→ Exercise prompt
For the data below, work out how many lines include the string "undefined" and report only the number.

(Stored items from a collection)
○ ○ ○ ○ ○ ○ ○
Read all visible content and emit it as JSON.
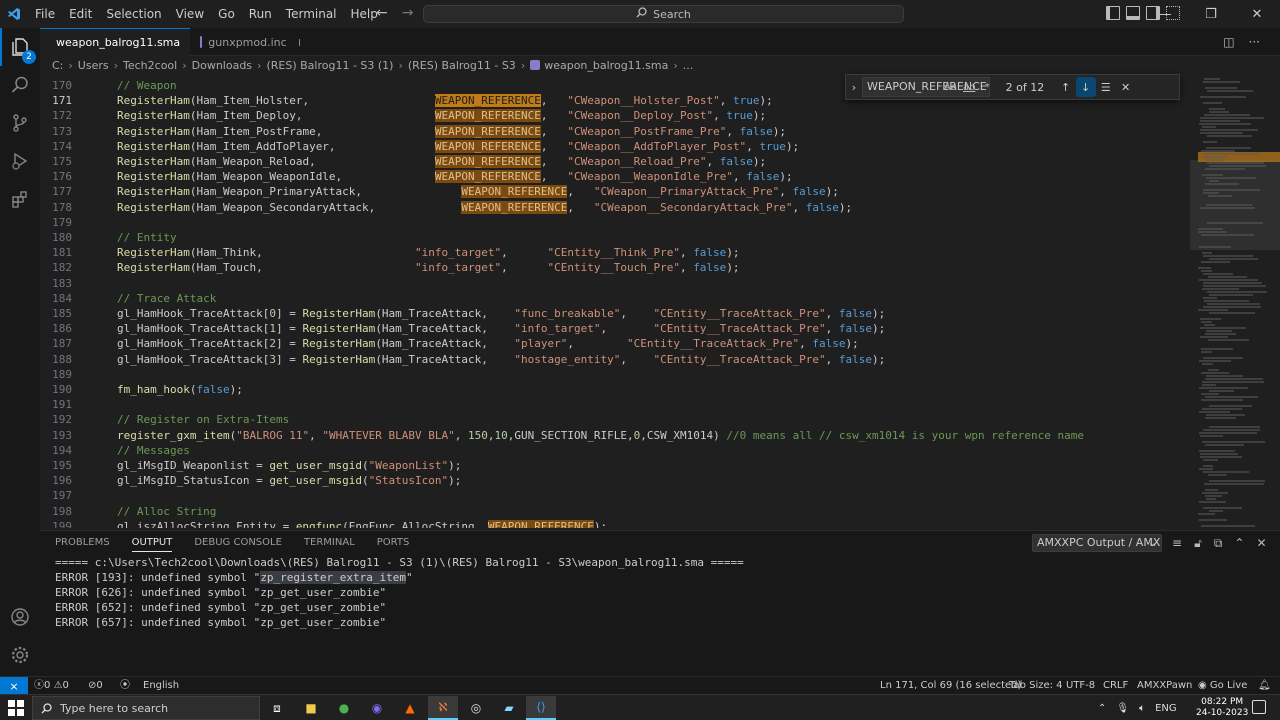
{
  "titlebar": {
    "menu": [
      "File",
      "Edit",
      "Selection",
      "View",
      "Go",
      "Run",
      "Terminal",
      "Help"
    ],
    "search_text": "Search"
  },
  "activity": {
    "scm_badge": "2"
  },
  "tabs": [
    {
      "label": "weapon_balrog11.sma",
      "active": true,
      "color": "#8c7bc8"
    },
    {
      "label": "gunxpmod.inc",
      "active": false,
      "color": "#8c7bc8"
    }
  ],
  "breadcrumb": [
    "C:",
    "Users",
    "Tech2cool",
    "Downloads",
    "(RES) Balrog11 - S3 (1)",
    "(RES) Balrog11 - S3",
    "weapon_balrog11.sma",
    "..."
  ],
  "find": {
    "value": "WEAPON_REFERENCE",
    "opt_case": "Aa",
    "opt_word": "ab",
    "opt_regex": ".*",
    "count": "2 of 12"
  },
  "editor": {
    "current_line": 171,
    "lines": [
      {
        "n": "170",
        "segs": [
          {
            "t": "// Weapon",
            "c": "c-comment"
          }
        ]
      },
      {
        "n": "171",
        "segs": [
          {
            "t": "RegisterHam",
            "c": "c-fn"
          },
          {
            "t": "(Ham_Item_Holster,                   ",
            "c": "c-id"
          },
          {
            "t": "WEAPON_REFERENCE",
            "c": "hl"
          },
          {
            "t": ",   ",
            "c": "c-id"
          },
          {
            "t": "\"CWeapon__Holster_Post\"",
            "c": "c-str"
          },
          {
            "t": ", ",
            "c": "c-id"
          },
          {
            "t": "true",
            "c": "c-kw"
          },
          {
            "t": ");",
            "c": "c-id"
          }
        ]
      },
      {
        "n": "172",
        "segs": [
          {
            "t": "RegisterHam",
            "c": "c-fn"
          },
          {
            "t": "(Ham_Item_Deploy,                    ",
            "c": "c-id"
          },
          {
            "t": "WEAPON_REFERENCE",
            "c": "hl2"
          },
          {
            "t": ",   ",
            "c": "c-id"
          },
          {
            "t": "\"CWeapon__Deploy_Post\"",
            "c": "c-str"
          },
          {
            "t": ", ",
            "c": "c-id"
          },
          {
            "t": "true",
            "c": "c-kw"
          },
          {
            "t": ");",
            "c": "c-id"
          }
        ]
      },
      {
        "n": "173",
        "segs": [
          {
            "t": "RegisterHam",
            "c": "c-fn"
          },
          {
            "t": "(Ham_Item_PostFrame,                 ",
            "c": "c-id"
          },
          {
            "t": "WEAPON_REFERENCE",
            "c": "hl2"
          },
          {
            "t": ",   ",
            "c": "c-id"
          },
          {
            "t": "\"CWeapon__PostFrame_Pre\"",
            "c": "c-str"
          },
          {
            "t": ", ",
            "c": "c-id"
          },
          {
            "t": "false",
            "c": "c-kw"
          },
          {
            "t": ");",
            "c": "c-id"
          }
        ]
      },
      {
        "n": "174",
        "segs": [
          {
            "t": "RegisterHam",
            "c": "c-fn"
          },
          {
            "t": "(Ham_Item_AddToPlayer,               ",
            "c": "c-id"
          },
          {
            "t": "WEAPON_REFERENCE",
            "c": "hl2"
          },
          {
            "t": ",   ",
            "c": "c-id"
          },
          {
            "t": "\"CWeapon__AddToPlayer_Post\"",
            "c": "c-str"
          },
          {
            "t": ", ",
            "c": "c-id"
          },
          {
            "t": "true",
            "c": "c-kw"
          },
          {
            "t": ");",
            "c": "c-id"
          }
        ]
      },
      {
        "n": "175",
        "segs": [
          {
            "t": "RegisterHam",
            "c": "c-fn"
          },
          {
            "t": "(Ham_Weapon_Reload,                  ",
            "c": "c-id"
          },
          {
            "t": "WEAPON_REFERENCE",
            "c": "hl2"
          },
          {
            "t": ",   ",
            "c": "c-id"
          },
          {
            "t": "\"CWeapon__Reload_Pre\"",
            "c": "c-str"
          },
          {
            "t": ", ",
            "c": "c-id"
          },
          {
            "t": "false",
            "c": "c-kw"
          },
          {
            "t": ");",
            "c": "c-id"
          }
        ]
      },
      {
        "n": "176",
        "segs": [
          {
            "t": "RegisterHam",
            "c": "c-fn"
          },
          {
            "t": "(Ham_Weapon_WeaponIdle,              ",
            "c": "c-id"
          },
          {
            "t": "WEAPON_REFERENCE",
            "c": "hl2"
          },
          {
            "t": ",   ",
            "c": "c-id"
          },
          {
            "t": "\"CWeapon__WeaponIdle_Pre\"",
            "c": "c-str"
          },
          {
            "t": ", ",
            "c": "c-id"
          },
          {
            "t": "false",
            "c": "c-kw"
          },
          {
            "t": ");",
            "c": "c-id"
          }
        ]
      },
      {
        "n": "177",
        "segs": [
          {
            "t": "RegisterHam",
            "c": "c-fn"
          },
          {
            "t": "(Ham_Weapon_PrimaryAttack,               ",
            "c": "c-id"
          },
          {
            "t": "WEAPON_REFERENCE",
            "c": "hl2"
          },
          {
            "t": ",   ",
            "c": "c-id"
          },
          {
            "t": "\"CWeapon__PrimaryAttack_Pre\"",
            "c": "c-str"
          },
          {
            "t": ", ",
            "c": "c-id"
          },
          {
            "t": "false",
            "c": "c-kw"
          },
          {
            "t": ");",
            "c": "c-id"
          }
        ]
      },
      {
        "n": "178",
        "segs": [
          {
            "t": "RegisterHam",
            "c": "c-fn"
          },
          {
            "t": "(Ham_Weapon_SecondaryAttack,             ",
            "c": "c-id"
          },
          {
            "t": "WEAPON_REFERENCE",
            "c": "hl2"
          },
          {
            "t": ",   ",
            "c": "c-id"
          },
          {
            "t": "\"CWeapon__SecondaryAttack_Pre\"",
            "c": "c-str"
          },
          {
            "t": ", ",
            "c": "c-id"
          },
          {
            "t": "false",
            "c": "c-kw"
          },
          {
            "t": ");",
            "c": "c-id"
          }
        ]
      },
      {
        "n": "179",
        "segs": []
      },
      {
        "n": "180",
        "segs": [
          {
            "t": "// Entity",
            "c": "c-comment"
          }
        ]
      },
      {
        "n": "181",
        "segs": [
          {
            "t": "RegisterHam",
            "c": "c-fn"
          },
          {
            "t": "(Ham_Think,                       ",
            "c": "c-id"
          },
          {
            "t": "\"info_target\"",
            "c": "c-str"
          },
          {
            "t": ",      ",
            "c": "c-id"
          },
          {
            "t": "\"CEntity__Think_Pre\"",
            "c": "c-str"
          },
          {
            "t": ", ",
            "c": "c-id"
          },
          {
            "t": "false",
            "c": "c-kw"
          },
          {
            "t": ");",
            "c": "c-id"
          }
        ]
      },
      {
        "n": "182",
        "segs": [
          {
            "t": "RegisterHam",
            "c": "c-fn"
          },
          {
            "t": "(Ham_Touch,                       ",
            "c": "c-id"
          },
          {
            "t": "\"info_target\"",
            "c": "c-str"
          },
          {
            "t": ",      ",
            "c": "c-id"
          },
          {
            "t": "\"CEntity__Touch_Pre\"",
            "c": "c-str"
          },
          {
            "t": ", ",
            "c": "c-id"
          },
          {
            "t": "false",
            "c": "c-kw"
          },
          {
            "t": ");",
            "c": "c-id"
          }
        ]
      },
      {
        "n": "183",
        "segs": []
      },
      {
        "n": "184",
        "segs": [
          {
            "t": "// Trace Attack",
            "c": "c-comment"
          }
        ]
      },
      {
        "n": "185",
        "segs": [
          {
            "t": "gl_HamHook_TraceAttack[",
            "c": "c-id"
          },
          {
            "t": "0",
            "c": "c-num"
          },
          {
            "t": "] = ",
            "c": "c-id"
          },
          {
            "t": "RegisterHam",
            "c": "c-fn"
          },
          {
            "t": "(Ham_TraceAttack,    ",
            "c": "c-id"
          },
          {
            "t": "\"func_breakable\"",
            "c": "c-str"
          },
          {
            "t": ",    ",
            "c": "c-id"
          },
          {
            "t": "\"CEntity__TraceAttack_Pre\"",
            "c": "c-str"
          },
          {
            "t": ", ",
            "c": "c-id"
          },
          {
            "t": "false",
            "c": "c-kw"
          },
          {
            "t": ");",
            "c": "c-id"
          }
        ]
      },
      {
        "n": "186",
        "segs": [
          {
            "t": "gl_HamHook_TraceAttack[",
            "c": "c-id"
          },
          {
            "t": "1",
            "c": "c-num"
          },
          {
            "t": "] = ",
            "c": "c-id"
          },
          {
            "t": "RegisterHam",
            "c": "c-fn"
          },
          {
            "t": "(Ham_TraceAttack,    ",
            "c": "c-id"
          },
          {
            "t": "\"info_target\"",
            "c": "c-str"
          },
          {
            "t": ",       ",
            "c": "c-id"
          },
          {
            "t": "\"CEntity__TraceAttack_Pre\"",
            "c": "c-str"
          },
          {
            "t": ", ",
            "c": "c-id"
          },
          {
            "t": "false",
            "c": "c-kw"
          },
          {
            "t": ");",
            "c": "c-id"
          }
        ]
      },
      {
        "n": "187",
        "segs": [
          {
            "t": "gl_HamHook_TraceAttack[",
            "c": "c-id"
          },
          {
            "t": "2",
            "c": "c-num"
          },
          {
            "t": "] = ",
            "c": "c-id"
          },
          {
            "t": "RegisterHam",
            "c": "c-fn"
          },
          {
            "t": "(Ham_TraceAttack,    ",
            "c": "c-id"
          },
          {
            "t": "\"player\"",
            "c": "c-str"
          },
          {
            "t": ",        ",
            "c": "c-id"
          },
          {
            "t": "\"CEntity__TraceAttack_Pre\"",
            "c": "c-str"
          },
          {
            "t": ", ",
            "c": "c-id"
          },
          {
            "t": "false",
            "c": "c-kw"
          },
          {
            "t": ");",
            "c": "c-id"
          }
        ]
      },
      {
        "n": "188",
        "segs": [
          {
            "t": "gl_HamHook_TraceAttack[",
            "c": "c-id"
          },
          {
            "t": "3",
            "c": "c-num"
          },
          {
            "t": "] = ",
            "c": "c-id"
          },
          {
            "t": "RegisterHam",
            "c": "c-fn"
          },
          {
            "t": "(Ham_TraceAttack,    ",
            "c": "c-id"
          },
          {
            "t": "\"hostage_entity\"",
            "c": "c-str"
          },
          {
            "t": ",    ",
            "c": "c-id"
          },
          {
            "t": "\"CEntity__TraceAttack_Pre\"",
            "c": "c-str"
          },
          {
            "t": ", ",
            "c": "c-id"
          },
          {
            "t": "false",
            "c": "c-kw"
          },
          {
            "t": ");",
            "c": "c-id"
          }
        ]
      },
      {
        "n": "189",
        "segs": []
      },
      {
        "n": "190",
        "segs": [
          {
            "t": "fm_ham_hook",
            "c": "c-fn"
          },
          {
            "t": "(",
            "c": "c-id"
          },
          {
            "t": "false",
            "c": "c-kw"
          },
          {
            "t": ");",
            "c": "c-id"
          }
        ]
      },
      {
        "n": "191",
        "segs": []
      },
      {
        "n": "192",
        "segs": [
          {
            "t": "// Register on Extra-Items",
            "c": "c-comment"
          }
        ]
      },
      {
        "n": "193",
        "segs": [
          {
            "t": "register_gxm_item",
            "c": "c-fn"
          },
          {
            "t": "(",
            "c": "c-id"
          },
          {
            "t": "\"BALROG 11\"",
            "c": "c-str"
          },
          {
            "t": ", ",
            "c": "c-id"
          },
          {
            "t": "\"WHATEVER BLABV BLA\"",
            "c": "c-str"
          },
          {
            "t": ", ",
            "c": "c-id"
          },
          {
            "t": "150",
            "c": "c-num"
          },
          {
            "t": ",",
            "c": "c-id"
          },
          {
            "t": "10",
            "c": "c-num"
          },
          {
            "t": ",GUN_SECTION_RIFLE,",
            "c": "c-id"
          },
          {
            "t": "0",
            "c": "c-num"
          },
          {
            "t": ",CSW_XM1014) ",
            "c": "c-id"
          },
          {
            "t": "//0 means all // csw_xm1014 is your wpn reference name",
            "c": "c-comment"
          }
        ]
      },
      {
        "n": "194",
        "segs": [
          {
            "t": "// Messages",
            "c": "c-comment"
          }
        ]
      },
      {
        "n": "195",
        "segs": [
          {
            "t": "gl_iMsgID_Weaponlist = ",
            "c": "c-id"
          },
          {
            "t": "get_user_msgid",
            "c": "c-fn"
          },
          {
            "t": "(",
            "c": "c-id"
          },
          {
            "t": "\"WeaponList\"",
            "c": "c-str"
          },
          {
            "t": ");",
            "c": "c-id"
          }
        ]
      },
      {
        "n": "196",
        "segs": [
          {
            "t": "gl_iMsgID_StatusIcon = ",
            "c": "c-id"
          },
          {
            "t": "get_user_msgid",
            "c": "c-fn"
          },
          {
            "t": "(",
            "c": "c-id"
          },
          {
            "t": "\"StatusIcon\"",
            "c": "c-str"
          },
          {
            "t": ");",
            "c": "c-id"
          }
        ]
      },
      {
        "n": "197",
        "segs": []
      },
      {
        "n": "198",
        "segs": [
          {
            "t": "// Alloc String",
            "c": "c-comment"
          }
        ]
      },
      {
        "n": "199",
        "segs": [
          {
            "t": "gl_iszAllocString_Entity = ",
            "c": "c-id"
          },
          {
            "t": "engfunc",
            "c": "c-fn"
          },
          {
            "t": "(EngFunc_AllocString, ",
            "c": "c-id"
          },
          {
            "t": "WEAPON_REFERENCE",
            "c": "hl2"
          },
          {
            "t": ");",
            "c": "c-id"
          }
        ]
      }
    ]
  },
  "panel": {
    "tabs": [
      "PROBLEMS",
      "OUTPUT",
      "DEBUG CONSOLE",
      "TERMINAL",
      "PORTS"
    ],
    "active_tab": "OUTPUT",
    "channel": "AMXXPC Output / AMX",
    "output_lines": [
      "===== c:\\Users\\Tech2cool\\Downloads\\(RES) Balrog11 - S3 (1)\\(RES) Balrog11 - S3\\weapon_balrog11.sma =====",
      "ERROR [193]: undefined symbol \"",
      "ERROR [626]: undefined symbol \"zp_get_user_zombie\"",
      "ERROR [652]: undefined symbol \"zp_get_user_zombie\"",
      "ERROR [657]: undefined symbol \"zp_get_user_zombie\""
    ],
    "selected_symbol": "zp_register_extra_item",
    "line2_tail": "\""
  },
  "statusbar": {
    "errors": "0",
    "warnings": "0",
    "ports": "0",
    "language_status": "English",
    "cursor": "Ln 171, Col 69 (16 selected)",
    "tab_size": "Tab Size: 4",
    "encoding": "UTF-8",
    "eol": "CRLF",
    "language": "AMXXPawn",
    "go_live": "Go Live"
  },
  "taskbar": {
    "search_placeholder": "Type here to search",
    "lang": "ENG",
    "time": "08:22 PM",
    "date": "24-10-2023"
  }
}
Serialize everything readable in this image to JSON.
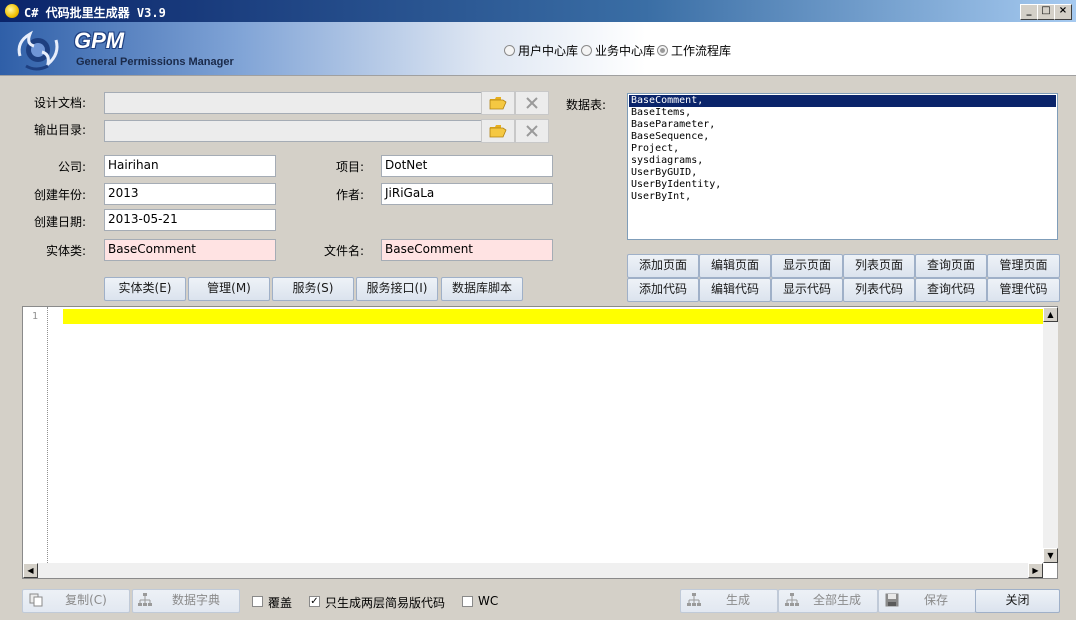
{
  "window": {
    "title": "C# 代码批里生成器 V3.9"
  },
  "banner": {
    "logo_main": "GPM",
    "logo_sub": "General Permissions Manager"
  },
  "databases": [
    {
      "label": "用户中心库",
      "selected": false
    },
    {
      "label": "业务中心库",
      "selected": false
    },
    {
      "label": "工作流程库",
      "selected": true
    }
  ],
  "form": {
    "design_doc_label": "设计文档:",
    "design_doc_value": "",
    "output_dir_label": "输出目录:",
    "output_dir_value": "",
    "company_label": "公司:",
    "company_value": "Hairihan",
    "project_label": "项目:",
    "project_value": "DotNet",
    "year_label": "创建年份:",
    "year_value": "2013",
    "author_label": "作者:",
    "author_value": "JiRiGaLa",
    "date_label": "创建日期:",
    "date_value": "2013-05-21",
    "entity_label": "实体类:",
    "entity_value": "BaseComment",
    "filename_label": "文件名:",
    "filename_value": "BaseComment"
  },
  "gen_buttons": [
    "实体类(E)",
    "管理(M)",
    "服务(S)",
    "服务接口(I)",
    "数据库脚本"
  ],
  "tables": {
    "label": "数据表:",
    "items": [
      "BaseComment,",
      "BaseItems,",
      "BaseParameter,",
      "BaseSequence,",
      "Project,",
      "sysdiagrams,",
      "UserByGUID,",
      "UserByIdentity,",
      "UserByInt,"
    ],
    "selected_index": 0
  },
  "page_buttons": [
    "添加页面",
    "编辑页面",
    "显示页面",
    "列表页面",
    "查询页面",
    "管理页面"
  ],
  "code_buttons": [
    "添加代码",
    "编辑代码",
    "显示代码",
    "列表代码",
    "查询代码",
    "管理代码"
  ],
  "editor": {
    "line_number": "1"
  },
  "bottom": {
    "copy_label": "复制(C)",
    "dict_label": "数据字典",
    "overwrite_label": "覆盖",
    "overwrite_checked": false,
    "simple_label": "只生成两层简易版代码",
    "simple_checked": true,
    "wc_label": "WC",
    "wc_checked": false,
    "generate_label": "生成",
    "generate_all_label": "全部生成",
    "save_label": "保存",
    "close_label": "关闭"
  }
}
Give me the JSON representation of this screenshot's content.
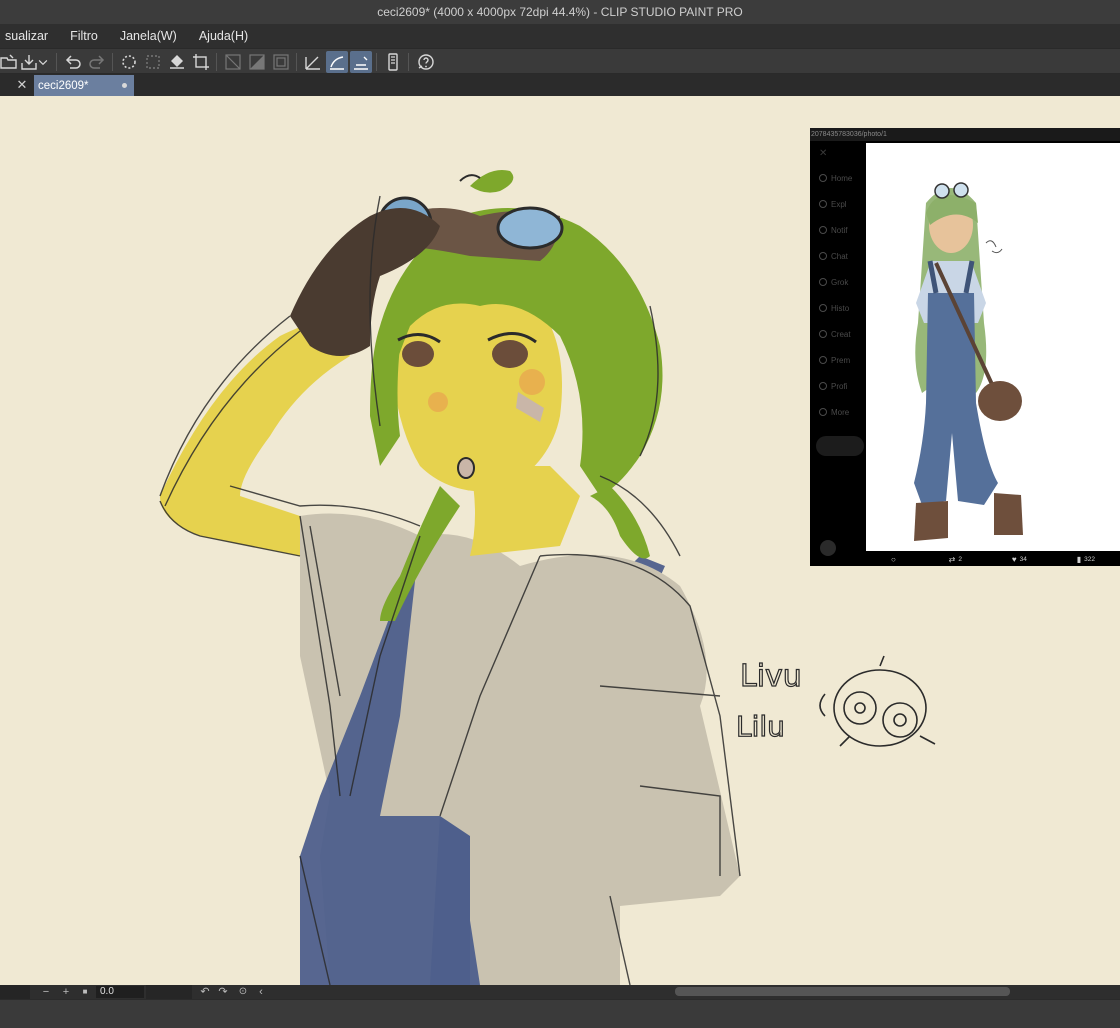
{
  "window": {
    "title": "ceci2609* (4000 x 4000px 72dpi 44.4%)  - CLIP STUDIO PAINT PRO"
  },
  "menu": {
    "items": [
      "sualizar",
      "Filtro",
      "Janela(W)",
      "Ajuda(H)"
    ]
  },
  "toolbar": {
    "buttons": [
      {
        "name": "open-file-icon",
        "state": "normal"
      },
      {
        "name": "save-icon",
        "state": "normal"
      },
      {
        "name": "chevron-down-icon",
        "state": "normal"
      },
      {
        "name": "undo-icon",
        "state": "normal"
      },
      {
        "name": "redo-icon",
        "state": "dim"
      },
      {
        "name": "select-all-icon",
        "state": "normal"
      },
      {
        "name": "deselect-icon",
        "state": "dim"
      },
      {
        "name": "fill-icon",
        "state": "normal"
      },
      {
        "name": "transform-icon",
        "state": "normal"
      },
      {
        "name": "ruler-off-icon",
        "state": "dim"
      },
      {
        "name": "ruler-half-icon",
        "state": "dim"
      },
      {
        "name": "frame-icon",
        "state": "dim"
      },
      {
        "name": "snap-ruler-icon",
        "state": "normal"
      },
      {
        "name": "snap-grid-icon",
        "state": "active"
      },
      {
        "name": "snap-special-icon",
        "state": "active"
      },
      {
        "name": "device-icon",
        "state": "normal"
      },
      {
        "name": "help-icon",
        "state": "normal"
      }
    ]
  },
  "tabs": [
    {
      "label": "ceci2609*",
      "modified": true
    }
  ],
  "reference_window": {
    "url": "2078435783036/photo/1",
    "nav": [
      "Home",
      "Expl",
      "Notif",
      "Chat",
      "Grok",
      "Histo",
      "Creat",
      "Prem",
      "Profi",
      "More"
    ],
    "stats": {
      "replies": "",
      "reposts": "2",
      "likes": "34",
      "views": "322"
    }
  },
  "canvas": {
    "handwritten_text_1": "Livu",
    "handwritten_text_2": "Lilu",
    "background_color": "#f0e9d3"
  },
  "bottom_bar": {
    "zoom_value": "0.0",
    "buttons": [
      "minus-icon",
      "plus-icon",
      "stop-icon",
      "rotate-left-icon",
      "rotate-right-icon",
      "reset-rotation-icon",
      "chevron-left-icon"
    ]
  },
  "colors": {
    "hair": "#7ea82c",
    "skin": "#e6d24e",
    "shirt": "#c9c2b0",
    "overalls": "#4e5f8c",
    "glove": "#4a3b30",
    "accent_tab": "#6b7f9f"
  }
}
○ ○ ○ ○ ○ ○ ○
→ Solution to this problem
4